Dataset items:
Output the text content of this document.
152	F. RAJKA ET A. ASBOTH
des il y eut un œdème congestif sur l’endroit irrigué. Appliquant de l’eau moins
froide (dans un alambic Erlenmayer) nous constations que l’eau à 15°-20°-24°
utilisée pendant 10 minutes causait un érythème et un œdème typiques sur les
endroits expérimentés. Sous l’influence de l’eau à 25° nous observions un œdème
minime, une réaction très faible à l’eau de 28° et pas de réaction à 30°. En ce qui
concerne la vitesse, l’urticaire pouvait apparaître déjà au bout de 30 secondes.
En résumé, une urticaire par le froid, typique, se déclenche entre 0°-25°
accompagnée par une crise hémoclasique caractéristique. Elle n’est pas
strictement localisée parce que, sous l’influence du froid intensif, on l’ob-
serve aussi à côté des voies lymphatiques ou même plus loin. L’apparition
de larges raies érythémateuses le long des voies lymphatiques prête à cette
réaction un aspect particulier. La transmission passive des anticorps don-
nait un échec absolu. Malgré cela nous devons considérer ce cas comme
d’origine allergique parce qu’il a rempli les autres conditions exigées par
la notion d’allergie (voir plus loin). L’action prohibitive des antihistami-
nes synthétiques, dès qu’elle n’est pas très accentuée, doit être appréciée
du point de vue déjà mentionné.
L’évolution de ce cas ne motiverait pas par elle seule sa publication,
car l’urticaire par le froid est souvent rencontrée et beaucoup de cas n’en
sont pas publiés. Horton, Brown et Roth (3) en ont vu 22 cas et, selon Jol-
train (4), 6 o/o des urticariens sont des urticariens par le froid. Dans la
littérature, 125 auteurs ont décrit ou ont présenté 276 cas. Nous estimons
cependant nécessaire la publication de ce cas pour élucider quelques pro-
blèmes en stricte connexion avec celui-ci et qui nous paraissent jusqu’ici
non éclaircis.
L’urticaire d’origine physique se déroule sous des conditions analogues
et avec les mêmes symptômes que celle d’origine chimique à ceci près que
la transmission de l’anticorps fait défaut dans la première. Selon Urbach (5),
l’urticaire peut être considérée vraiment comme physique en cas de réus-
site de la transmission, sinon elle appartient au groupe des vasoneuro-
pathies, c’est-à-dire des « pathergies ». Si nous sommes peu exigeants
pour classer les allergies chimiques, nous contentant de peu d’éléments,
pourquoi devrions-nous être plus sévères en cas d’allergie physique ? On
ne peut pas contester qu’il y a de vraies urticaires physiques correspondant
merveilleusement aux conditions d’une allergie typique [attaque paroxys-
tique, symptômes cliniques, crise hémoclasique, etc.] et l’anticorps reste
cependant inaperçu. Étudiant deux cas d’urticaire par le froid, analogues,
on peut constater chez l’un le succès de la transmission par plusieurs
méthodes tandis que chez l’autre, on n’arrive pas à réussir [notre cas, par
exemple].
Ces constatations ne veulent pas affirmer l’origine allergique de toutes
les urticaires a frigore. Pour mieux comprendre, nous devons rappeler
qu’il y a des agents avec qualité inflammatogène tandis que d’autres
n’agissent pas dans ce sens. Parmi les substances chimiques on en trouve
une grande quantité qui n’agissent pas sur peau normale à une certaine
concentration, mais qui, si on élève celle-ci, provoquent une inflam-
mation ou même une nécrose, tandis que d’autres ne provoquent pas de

---

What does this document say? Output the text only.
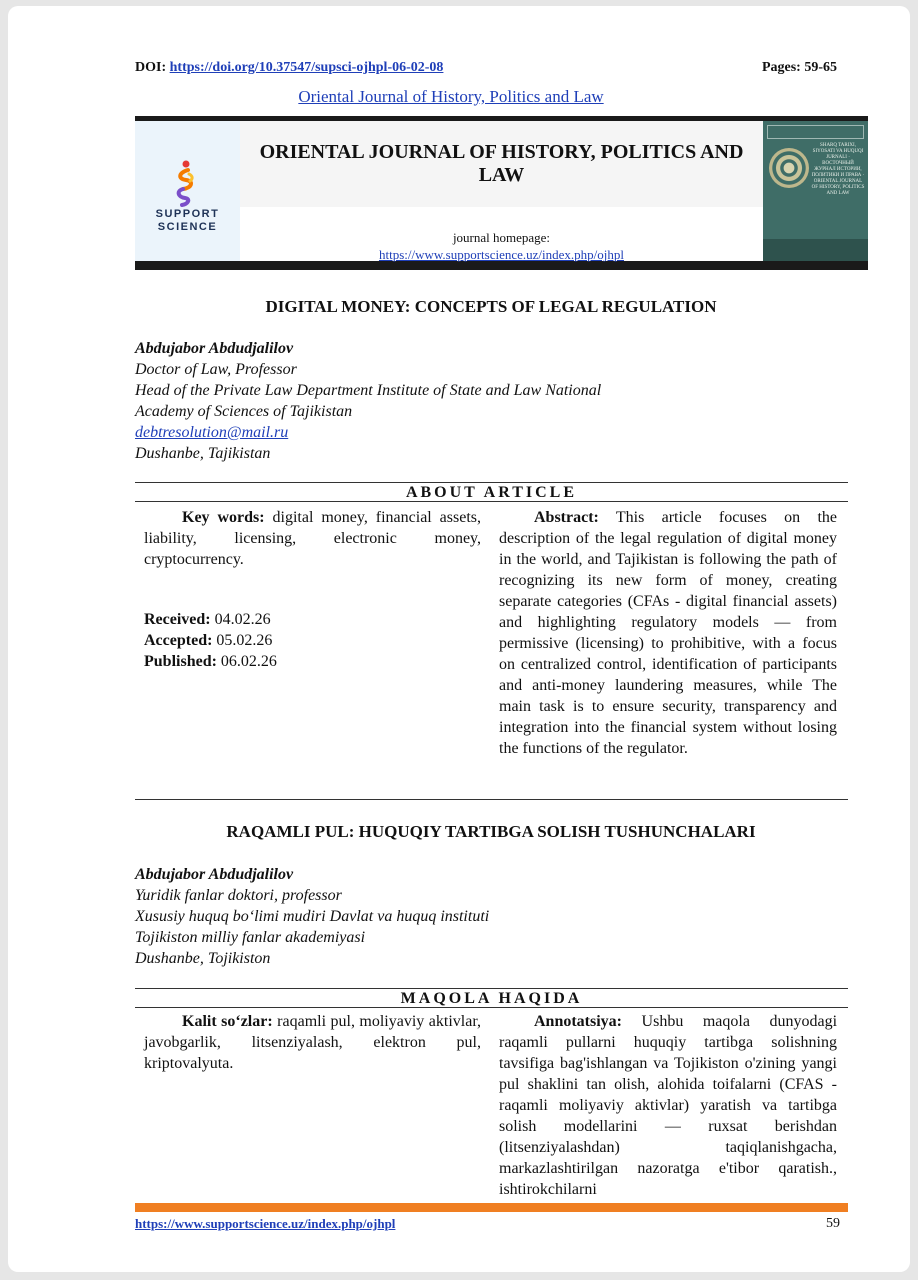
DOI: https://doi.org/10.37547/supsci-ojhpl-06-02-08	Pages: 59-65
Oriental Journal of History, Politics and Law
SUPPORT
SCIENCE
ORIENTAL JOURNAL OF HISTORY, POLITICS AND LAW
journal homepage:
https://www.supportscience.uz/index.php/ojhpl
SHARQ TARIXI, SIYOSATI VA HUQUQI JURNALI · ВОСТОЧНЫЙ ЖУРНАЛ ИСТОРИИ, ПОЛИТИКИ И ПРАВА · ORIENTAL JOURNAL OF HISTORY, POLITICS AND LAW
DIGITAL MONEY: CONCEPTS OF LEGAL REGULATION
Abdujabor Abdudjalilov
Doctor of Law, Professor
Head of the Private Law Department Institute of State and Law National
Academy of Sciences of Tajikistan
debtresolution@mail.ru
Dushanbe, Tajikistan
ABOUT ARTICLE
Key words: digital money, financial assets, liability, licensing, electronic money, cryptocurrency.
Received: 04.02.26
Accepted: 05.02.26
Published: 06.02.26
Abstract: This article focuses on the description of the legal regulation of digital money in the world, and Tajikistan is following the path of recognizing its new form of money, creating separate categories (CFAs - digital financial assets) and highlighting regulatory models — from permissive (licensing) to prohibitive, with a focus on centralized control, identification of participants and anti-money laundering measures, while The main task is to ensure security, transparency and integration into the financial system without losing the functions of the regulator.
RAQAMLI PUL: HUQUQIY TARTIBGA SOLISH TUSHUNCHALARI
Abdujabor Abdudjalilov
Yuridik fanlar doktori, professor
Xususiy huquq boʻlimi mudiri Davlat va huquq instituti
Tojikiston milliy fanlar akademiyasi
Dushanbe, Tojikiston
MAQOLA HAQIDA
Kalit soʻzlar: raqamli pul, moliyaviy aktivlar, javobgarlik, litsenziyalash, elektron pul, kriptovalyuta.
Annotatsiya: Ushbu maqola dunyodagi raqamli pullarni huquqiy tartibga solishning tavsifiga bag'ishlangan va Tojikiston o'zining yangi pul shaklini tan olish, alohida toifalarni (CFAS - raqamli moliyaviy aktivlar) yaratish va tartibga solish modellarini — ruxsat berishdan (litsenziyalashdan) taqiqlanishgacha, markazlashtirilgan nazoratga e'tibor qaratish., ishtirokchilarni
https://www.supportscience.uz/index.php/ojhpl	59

▶ DIRECTIONS: From the listing above, pick out each line where the word "allergique" appears.

▶ EXERCISE RESULT:
d’origine allergique parce qu’il a rempli les autres conditions exigées par
Ces constatations ne veulent pas affirmer l’origine allergique de toutes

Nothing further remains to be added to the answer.